● DATASET ROWS:
────────

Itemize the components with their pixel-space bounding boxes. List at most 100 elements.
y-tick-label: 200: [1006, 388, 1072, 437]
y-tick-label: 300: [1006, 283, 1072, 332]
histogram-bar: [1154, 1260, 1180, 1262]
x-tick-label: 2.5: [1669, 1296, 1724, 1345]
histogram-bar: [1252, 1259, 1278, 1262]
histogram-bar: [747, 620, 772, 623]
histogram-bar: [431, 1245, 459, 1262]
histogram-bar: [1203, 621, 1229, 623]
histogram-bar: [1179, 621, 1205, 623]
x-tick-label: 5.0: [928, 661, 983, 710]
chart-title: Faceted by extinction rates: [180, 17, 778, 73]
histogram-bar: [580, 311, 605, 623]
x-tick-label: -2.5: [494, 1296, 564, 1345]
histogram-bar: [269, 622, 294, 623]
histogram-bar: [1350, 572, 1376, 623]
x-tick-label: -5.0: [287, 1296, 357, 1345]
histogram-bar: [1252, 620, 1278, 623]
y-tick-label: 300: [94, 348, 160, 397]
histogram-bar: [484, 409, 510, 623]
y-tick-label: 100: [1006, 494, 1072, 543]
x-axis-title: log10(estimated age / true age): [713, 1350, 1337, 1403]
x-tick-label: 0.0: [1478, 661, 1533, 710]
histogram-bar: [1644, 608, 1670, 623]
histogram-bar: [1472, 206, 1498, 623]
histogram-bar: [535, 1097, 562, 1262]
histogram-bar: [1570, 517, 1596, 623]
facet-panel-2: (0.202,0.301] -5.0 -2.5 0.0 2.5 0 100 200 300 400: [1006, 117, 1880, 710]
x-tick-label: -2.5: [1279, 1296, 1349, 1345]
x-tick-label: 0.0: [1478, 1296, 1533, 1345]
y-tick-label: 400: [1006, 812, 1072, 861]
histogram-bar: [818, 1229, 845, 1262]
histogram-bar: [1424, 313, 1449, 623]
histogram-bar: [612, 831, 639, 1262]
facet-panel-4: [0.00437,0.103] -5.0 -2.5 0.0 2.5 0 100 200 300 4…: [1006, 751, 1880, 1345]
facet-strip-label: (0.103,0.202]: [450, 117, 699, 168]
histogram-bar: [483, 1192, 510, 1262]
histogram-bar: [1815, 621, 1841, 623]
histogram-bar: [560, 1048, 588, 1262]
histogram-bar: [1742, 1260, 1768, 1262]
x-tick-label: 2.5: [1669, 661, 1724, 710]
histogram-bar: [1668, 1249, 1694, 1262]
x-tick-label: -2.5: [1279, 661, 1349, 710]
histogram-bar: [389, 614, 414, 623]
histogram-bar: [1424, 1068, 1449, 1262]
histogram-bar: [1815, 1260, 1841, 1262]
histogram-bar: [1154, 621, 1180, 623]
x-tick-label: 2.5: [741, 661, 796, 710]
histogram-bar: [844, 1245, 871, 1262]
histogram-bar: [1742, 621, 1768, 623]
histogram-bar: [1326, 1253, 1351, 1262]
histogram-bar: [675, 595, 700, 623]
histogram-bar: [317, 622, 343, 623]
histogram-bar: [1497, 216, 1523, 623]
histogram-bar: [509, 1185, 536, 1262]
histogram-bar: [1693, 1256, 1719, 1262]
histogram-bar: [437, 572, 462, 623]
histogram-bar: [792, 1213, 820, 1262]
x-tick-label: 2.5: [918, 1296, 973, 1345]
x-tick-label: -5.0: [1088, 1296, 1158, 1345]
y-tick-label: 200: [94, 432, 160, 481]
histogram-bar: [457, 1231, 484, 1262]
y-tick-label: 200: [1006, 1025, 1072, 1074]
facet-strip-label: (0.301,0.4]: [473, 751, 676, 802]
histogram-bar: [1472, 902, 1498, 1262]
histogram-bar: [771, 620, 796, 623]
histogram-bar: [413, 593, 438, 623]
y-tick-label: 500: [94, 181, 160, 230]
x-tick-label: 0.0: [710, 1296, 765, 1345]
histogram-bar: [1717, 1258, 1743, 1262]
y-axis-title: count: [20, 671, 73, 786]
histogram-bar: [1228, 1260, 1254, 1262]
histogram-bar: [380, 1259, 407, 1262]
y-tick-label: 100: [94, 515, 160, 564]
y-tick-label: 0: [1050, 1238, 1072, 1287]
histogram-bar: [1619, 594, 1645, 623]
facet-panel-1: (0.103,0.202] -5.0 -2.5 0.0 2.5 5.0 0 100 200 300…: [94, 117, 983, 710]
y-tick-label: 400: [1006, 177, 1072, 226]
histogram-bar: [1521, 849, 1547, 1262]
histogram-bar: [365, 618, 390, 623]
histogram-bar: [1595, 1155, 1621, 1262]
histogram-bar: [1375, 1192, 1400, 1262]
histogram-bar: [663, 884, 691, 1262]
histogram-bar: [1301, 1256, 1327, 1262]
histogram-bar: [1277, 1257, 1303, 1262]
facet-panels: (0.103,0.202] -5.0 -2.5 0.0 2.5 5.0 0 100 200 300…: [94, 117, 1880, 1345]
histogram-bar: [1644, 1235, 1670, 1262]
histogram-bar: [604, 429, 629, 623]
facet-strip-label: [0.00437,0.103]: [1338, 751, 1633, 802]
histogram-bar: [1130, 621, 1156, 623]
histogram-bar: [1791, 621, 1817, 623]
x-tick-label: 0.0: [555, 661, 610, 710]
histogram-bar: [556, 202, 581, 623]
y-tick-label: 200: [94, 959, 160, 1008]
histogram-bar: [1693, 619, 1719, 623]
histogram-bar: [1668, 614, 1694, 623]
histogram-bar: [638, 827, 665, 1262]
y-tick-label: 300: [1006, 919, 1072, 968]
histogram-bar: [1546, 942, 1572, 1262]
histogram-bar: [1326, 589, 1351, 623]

────────

● SET TASK:
Print all of the records above again, word for word, with nothing added, dropped or changed.

● WORKED SOLUTION:
Itemize the components with their pixel-space bounding boxes. List at most 100 elements.
y-tick-label: 200: [1006, 388, 1072, 437]
y-tick-label: 300: [1006, 283, 1072, 332]
histogram-bar: [1154, 1260, 1180, 1262]
x-tick-label: 2.5: [1669, 1296, 1724, 1345]
histogram-bar: [1252, 1259, 1278, 1262]
histogram-bar: [747, 620, 772, 623]
histogram-bar: [431, 1245, 459, 1262]
histogram-bar: [1203, 621, 1229, 623]
histogram-bar: [1179, 621, 1205, 623]
x-tick-label: 5.0: [928, 661, 983, 710]
chart-title: Faceted by extinction rates: [180, 17, 778, 73]
histogram-bar: [580, 311, 605, 623]
x-tick-label: -2.5: [494, 1296, 564, 1345]
histogram-bar: [269, 622, 294, 623]
histogram-bar: [1350, 572, 1376, 623]
x-tick-label: -5.0: [287, 1296, 357, 1345]
histogram-bar: [1252, 620, 1278, 623]
y-tick-label: 300: [94, 348, 160, 397]
histogram-bar: [484, 409, 510, 623]
y-tick-label: 100: [1006, 494, 1072, 543]
x-axis-title: log10(estimated age / true age): [713, 1350, 1337, 1403]
x-tick-label: 0.0: [1478, 661, 1533, 710]
histogram-bar: [1644, 608, 1670, 623]
histogram-bar: [1472, 206, 1498, 623]
histogram-bar: [535, 1097, 562, 1262]
histogram-bar: [1570, 517, 1596, 623]
facet-panel-2: (0.202,0.301] -5.0 -2.5 0.0 2.5 0 100 200 300 400: [1006, 117, 1880, 710]
x-tick-label: -2.5: [1279, 1296, 1349, 1345]
x-tick-label: 0.0: [1478, 1296, 1533, 1345]
y-tick-label: 400: [1006, 812, 1072, 861]
histogram-bar: [818, 1229, 845, 1262]
histogram-bar: [1424, 313, 1449, 623]
histogram-bar: [612, 831, 639, 1262]
facet-panel-4: [0.00437,0.103] -5.0 -2.5 0.0 2.5 0 100 200 300 4…: [1006, 751, 1880, 1345]
facet-strip-label: (0.103,0.202]: [450, 117, 699, 168]
histogram-bar: [483, 1192, 510, 1262]
histogram-bar: [1815, 621, 1841, 623]
histogram-bar: [560, 1048, 588, 1262]
histogram-bar: [1742, 1260, 1768, 1262]
x-tick-label: 2.5: [1669, 661, 1724, 710]
histogram-bar: [1668, 1249, 1694, 1262]
x-tick-label: -2.5: [1279, 661, 1349, 710]
histogram-bar: [389, 614, 414, 623]
histogram-bar: [1424, 1068, 1449, 1262]
histogram-bar: [1815, 1260, 1841, 1262]
histogram-bar: [1154, 621, 1180, 623]
x-tick-label: 2.5: [741, 661, 796, 710]
histogram-bar: [844, 1245, 871, 1262]
histogram-bar: [1742, 621, 1768, 623]
histogram-bar: [1326, 1253, 1351, 1262]
histogram-bar: [675, 595, 700, 623]
histogram-bar: [317, 622, 343, 623]
histogram-bar: [1497, 216, 1523, 623]
histogram-bar: [509, 1185, 536, 1262]
histogram-bar: [1693, 1256, 1719, 1262]
histogram-bar: [437, 572, 462, 623]
histogram-bar: [792, 1213, 820, 1262]
x-tick-label: 2.5: [918, 1296, 973, 1345]
x-tick-label: -5.0: [1088, 1296, 1158, 1345]
y-tick-label: 200: [94, 432, 160, 481]
histogram-bar: [457, 1231, 484, 1262]
y-tick-label: 200: [1006, 1025, 1072, 1074]
facet-strip-label: (0.301,0.4]: [473, 751, 676, 802]
histogram-bar: [1472, 902, 1498, 1262]
histogram-bar: [771, 620, 796, 623]
histogram-bar: [413, 593, 438, 623]
y-tick-label: 500: [94, 181, 160, 230]
x-tick-label: 0.0: [710, 1296, 765, 1345]
histogram-bar: [1717, 1258, 1743, 1262]
y-axis-title: count: [20, 671, 73, 786]
histogram-bar: [1228, 1260, 1254, 1262]
histogram-bar: [380, 1259, 407, 1262]
y-tick-label: 100: [94, 515, 160, 564]
y-tick-label: 0: [1050, 1238, 1072, 1287]
histogram-bar: [1619, 594, 1645, 623]
facet-panel-1: (0.103,0.202] -5.0 -2.5 0.0 2.5 5.0 0 100 200 300…: [94, 117, 983, 710]
y-tick-label: 400: [1006, 177, 1072, 226]
histogram-bar: [1521, 849, 1547, 1262]
histogram-bar: [365, 618, 390, 623]
histogram-bar: [1595, 1155, 1621, 1262]
histogram-bar: [1375, 1192, 1400, 1262]
histogram-bar: [663, 884, 691, 1262]
histogram-bar: [1301, 1256, 1327, 1262]
histogram-bar: [1277, 1257, 1303, 1262]
facet-panels: (0.103,0.202] -5.0 -2.5 0.0 2.5 5.0 0 100 200 300…: [94, 117, 1880, 1345]
histogram-bar: [1644, 1235, 1670, 1262]
histogram-bar: [604, 429, 629, 623]
facet-strip-label: [0.00437,0.103]: [1338, 751, 1633, 802]
histogram-bar: [1130, 621, 1156, 623]
histogram-bar: [1791, 621, 1817, 623]
x-tick-label: 0.0: [555, 661, 610, 710]
histogram-bar: [556, 202, 581, 623]
y-tick-label: 200: [94, 959, 160, 1008]
histogram-bar: [1693, 619, 1719, 623]
histogram-bar: [1668, 614, 1694, 623]
histogram-bar: [638, 827, 665, 1262]
y-tick-label: 300: [1006, 919, 1072, 968]
histogram-bar: [1546, 942, 1572, 1262]
histogram-bar: [1326, 589, 1351, 623]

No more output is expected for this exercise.